Exercise task: Filter out everything except lines holding "verò".

— begin Raw data —

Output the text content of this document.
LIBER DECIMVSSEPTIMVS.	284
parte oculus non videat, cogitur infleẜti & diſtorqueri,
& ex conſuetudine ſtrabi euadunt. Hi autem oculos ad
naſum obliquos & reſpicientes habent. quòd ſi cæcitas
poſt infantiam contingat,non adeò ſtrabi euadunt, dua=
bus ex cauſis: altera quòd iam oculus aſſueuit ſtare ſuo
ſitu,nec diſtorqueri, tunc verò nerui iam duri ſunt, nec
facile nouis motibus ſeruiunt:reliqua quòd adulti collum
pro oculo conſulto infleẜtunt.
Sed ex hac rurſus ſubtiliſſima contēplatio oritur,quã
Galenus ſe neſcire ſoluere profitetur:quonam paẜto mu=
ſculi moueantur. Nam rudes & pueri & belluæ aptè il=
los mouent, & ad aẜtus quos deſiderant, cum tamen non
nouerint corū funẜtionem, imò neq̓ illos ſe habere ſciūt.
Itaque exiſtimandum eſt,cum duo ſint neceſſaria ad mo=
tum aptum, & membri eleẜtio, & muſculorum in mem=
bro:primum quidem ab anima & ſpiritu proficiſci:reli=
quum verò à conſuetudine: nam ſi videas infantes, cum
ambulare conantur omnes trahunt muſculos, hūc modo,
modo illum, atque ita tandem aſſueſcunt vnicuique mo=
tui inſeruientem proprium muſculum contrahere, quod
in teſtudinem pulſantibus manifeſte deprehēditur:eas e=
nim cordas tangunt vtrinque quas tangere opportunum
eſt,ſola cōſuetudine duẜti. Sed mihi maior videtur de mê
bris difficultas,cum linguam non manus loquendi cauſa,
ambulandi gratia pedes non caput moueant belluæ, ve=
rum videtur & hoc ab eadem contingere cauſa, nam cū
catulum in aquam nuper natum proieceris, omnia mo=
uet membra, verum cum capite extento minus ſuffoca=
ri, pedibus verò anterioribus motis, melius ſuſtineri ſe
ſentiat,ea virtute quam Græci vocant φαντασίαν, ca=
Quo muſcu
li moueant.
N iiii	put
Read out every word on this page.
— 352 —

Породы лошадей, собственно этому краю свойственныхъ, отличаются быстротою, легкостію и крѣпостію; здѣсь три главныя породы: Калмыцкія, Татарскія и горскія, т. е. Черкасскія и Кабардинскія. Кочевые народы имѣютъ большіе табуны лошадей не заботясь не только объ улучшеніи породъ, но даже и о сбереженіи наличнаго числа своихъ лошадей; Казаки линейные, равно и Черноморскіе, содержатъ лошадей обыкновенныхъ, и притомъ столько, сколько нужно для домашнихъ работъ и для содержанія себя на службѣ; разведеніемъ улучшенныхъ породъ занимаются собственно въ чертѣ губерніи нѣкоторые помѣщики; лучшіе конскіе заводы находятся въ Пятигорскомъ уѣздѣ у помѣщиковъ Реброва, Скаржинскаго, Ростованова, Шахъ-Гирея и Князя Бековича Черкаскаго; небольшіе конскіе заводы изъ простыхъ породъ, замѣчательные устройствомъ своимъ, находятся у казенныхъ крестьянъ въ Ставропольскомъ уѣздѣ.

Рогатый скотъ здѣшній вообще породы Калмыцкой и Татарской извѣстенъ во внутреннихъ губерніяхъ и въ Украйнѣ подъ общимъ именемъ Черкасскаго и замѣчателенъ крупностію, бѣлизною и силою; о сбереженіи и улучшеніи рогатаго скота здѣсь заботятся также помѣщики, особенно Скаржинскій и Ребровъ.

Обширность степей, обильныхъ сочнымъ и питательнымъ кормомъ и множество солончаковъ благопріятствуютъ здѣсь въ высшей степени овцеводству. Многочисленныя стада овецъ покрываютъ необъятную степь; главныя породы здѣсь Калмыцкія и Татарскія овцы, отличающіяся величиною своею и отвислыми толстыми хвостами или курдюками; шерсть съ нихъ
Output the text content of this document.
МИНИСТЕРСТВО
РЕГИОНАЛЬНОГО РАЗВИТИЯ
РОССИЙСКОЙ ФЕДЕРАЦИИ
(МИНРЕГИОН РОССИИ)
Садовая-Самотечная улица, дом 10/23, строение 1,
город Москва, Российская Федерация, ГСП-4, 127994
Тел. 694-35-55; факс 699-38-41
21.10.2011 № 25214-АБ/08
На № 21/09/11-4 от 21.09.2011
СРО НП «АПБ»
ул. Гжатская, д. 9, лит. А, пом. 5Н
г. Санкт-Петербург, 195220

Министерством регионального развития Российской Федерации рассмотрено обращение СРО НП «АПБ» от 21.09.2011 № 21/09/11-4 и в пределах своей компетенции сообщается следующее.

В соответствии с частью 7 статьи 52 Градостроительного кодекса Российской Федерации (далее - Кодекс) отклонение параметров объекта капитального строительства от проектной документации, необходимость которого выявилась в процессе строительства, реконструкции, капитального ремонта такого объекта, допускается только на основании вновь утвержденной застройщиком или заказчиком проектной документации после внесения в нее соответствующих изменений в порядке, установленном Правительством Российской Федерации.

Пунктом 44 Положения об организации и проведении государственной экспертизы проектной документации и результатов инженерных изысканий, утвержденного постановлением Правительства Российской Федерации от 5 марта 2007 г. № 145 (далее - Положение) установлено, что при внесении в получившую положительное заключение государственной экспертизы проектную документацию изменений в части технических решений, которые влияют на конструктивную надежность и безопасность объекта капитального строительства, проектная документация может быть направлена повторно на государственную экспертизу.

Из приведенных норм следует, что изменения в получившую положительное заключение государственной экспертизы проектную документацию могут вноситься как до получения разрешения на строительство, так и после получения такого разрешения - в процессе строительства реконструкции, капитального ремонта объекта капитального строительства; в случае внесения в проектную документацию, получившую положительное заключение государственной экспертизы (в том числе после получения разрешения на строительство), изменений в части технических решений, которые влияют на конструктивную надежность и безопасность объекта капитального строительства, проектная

— end Raw data —

Output of the task:
ſitu,nec diſtorqueri, tunc verò nerui iam duri ſunt, nec
quum verò à conſuetudine: nam ſi videas infantes, cum
ri, pedibus verò anterioribus motis, melius ſuſtineri ſe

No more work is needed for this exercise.